═════ Listed entries

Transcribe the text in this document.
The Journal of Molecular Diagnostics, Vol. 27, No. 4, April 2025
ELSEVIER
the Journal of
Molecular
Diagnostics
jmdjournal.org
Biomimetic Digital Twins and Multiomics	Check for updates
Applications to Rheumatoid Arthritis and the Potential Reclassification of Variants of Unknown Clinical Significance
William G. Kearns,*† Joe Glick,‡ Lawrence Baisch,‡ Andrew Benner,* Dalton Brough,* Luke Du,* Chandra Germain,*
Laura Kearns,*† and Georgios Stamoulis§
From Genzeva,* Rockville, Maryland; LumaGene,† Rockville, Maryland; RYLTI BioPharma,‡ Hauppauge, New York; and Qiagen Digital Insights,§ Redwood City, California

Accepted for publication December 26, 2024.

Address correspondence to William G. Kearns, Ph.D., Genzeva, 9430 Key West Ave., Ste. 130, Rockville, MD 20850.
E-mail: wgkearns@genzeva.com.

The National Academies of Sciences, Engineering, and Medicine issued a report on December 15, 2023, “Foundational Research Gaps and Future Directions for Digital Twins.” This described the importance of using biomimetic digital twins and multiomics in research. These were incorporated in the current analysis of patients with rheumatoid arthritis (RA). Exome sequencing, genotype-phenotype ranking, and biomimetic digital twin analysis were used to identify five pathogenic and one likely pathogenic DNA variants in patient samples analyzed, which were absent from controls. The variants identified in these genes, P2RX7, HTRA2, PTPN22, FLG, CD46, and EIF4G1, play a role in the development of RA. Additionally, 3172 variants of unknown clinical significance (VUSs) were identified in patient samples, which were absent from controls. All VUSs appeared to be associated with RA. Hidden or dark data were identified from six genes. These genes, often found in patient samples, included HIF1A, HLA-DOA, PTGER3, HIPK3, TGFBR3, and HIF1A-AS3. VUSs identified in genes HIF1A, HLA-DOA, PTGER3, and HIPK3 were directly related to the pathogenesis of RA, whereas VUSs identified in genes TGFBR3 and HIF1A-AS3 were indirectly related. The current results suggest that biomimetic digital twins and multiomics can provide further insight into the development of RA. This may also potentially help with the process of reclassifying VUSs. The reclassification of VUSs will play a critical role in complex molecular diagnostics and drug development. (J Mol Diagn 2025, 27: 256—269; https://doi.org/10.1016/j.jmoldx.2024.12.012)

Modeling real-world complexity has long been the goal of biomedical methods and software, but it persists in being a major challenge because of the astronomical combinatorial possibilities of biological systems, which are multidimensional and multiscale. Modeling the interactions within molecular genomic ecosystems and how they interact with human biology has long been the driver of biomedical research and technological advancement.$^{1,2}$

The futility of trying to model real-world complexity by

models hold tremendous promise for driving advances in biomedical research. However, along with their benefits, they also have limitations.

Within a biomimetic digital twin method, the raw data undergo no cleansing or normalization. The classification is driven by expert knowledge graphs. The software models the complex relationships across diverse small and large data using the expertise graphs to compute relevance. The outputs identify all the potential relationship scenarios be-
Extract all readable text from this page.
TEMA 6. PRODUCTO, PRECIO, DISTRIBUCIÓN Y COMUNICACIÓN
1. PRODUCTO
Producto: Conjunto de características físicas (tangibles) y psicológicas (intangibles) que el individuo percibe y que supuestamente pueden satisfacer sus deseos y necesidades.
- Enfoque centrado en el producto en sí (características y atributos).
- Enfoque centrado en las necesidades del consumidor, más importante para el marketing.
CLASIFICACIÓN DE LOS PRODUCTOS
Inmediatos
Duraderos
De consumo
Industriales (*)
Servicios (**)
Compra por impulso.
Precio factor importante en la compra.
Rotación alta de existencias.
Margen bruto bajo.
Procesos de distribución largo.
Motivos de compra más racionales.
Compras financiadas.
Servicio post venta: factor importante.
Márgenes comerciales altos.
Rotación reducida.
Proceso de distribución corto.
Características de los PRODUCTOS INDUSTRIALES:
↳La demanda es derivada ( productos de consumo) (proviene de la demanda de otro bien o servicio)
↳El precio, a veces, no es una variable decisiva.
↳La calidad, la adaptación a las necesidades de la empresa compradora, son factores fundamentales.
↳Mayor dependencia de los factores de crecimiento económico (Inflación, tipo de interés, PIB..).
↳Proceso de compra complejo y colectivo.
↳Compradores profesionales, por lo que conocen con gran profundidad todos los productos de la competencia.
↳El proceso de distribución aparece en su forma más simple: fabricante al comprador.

══════════

— What is required —
Every line of the material above should be transcribed as it stands.

— Solution to this task —
Transcribe the text in this document.
The Journal of Molecular Diagnostics, Vol. 27, No. 4, April 2025
ELSEVIER
the Journal of
Molecular
Diagnostics
jmdjournal.org
Biomimetic Digital Twins and Multiomics	Check for updates
Applications to Rheumatoid Arthritis and the Potential Reclassification of Variants of Unknown Clinical Significance
William G. Kearns,*† Joe Glick,‡ Lawrence Baisch,‡ Andrew Benner,* Dalton Brough,* Luke Du,* Chandra Germain,*
Laura Kearns,*† and Georgios Stamoulis§
From Genzeva,* Rockville, Maryland; LumaGene,† Rockville, Maryland; RYLTI BioPharma,‡ Hauppauge, New York; and Qiagen Digital Insights,§ Redwood City, California

Accepted for publication December 26, 2024.

Address correspondence to William G. Kearns, Ph.D., Genzeva, 9430 Key West Ave., Ste. 130, Rockville, MD 20850.
E-mail: wgkearns@genzeva.com.

The National Academies of Sciences, Engineering, and Medicine issued a report on December 15, 2023, “Foundational Research Gaps and Future Directions for Digital Twins.” This described the importance of using biomimetic digital twins and multiomics in research. These were incorporated in the current analysis of patients with rheumatoid arthritis (RA). Exome sequencing, genotype-phenotype ranking, and biomimetic digital twin analysis were used to identify five pathogenic and one likely pathogenic DNA variants in patient samples analyzed, which were absent from controls. The variants identified in these genes, P2RX7, HTRA2, PTPN22, FLG, CD46, and EIF4G1, play a role in the development of RA. Additionally, 3172 variants of unknown clinical significance (VUSs) were identified in patient samples, which were absent from controls. All VUSs appeared to be associated with RA. Hidden or dark data were identified from six genes. These genes, often found in patient samples, included HIF1A, HLA-DOA, PTGER3, HIPK3, TGFBR3, and HIF1A-AS3. VUSs identified in genes HIF1A, HLA-DOA, PTGER3, and HIPK3 were directly related to the pathogenesis of RA, whereas VUSs identified in genes TGFBR3 and HIF1A-AS3 were indirectly related. The current results suggest that biomimetic digital twins and multiomics can provide further insight into the development of RA. This may also potentially help with the process of reclassifying VUSs. The reclassification of VUSs will play a critical role in complex molecular diagnostics and drug development. (J Mol Diagn 2025, 27: 256—269; https://doi.org/10.1016/j.jmoldx.2024.12.012)

Modeling real-world complexity has long been the goal of biomedical methods and software, but it persists in being a major challenge because of the astronomical combinatorial possibilities of biological systems, which are multidimensional and multiscale. Modeling the interactions within molecular genomic ecosystems and how they interact with human biology has long been the driver of biomedical research and technological advancement.$^{1,2}$

The futility of trying to model real-world complexity by

models hold tremendous promise for driving advances in biomedical research. However, along with their benefits, they also have limitations.

Within a biomimetic digital twin method, the raw data undergo no cleansing or normalization. The classification is driven by expert knowledge graphs. The software models the complex relationships across diverse small and large data using the expertise graphs to compute relevance. The outputs identify all the potential relationship scenarios be-
Extract all readable text from this page.
TEMA 6. PRODUCTO, PRECIO, DISTRIBUCIÓN Y COMUNICACIÓN
1. PRODUCTO
Producto: Conjunto de características físicas (tangibles) y psicológicas (intangibles) que el individuo percibe y que supuestamente pueden satisfacer sus deseos y necesidades.
- Enfoque centrado en el producto en sí (características y atributos).
- Enfoque centrado en las necesidades del consumidor, más importante para el marketing.
CLASIFICACIÓN DE LOS PRODUCTOS
Inmediatos
Duraderos
De consumo
Industriales (*)
Servicios (**)
Compra por impulso.
Precio factor importante en la compra.
Rotación alta de existencias.
Margen bruto bajo.
Procesos de distribución largo.
Motivos de compra más racionales.
Compras financiadas.
Servicio post venta: factor importante.
Márgenes comerciales altos.
Rotación reducida.
Proceso de distribución corto.
Características de los PRODUCTOS INDUSTRIALES:
↳La demanda es derivada ( productos de consumo) (proviene de la demanda de otro bien o servicio)
↳El precio, a veces, no es una variable decisiva.
↳La calidad, la adaptación a las necesidades de la empresa compradora, son factores fundamentales.
↳Mayor dependencia de los factores de crecimiento económico (Inflación, tipo de interés, PIB..).
↳Proceso de compra complejo y colectivo.
↳Compradores profesionales, por lo que conocen con gran profundidad todos los productos de la competencia.
↳El proceso de distribución aparece en su forma más simple: fabricante al comprador.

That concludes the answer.